-------- Supplied text

# smoking fish



## waygu tim (Apr 4, 2016)

hi all so how do i go about smoking fish i have never done it before i have a friend that wants me to smoke a stealhead and a rainbow trout for him  i am up to the challenge thanks


----------



## jamesoh79 (Apr 4, 2016)

When I smoke fish. Brine brine brine. If you dont. Dries out very quickly and you normally end up with jerky.
Living in Michigan I catch a ton of salmon and steelhead. After brining the fishing you need to remove from brine. Pat dry. And let it air dry on rack for a couple of hours. Brine preserves the fish. So don't worry about spoilage. The fish's surface will develop a sticky touch to it. Then you are ready to smoke. You wanna smoke at a very low temp. Like 175 to 200. 

I prefer to fillet them. Some people cut the fish in large chunks. Up to you really.













20140525_164238.jpg



__ jamesoh79
__ Apr 4, 2016






A bunch of steelhead I got last year.












20140526_150802.jpg



__ jamesoh79
__ Apr 4, 2016






Me with a ton of Kings I caught 












2012-09-30_15-39-20_739.jpg



__ jamesoh79
__ Apr 4, 2016






My good buddy with a nice King












2012-10-21_09-47-00_870.jpg



__ jamesoh79
__ Apr 4, 2016


----------



## SmokinAl (Apr 4, 2016)

Sounds like James has you covered!

I do my salmon fishing at Sam's

Al


----------



## waygu tim (Apr 4, 2016)

----------------
-------- Given records

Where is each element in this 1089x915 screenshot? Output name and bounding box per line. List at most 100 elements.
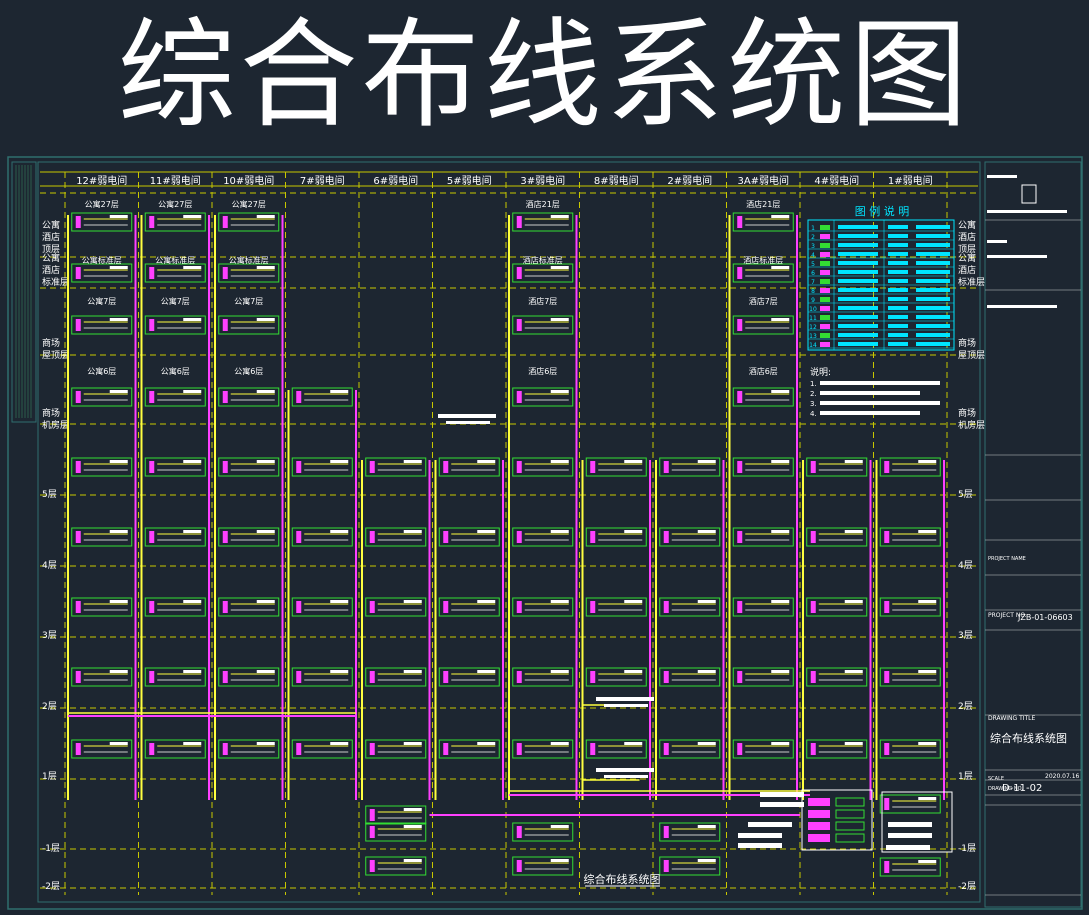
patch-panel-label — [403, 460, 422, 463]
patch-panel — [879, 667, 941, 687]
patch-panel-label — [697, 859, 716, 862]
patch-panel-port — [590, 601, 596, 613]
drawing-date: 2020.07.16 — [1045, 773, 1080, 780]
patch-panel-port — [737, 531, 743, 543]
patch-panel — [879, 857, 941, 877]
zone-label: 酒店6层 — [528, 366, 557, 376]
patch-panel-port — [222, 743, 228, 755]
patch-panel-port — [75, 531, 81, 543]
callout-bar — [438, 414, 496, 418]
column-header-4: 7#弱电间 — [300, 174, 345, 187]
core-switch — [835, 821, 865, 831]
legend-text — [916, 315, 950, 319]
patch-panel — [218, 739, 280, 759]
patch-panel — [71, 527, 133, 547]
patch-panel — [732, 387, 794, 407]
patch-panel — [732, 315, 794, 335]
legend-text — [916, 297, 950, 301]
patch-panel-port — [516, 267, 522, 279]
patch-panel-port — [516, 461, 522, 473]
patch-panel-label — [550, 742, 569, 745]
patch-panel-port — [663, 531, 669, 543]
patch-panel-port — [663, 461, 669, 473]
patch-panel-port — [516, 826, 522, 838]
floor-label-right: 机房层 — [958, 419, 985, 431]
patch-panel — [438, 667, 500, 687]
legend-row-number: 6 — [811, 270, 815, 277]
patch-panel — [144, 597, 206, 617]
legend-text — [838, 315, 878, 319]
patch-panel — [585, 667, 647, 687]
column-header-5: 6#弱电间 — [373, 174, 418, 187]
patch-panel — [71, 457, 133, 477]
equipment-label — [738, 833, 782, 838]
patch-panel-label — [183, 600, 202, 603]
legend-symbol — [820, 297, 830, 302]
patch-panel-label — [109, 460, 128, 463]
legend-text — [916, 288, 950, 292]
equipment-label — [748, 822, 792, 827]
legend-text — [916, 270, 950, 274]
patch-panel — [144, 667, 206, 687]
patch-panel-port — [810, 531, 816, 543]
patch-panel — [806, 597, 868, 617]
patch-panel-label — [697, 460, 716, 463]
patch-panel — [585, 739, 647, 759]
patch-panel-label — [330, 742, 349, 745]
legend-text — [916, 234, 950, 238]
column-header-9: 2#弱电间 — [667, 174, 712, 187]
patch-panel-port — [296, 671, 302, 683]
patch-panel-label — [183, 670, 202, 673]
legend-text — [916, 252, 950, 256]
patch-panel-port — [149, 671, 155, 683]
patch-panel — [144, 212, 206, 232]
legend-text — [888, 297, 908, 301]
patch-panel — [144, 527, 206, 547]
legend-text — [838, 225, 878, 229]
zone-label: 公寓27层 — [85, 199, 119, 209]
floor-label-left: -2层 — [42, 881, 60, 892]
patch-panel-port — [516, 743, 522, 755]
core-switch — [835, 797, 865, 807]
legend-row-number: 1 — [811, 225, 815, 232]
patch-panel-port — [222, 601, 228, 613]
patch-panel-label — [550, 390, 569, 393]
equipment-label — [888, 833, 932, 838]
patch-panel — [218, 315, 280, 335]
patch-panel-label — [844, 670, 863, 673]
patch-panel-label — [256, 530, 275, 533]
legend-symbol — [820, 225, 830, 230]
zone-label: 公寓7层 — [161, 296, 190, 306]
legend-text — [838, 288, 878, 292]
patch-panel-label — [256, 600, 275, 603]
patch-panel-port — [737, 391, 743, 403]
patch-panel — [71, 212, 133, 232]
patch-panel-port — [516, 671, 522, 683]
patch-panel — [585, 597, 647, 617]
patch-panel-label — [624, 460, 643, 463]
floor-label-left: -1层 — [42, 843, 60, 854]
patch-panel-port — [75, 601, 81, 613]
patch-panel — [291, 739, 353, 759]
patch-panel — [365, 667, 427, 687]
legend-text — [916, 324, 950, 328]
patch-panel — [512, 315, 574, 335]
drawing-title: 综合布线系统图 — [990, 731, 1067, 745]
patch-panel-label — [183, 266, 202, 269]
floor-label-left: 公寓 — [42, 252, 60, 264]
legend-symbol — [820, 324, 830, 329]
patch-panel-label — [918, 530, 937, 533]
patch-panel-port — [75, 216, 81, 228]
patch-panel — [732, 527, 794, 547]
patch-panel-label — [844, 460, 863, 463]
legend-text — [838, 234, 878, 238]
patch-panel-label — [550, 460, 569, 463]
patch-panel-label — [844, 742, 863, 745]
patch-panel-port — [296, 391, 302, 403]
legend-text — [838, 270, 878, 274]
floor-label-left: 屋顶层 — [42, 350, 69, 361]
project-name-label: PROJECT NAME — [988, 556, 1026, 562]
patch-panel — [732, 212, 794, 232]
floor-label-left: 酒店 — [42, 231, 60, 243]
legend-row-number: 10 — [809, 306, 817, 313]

----------------
-------- Given records

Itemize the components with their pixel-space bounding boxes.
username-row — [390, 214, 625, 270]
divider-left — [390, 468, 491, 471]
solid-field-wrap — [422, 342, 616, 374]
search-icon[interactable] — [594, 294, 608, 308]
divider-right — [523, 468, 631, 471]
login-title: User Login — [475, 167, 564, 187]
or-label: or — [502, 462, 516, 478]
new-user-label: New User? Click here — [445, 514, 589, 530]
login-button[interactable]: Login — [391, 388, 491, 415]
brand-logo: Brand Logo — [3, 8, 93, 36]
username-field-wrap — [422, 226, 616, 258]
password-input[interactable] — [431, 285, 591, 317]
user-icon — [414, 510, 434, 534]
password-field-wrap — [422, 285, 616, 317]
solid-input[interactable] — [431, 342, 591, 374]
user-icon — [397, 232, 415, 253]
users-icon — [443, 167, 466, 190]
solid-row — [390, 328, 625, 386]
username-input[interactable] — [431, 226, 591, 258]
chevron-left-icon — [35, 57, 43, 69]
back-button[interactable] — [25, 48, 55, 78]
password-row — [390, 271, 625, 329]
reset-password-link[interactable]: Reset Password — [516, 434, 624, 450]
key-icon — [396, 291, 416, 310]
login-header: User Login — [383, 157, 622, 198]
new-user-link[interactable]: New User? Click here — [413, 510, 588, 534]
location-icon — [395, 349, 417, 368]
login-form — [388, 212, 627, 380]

----------------

→ **What you should do**
Continue the forum thread on smoking fish from the point where it stops.

→ **Reply**
ok sounds good how long should i smoke them for and what is a good brine to use on fish and how long should i brine them for

thanks


----------



## jamesoh79 (Apr 4, 2016)

Smoking fish propely is hard at first. Because it's so easy to overcook! Your looking for an internal temp of about 140. 
Here is my basic brine for fish. 2/3 kosher salt. Same amount sugar. Lots of black pepper. And gallon of cold water. Brine between 8 to 20 hrs depending on thickness of fish 

The lower the smoking temp the better! It kind of works out during salmon steelheed season in Michigan. Which is late Sept and November. Weather is cold so harder to overheat the smoker.
Only takes like 2 hrs. But. It all depends on the fish. The brine gives you a little bit of a safety net. Because it keeps fish moist during smoking. But a good meat thermometer probe. Really helps.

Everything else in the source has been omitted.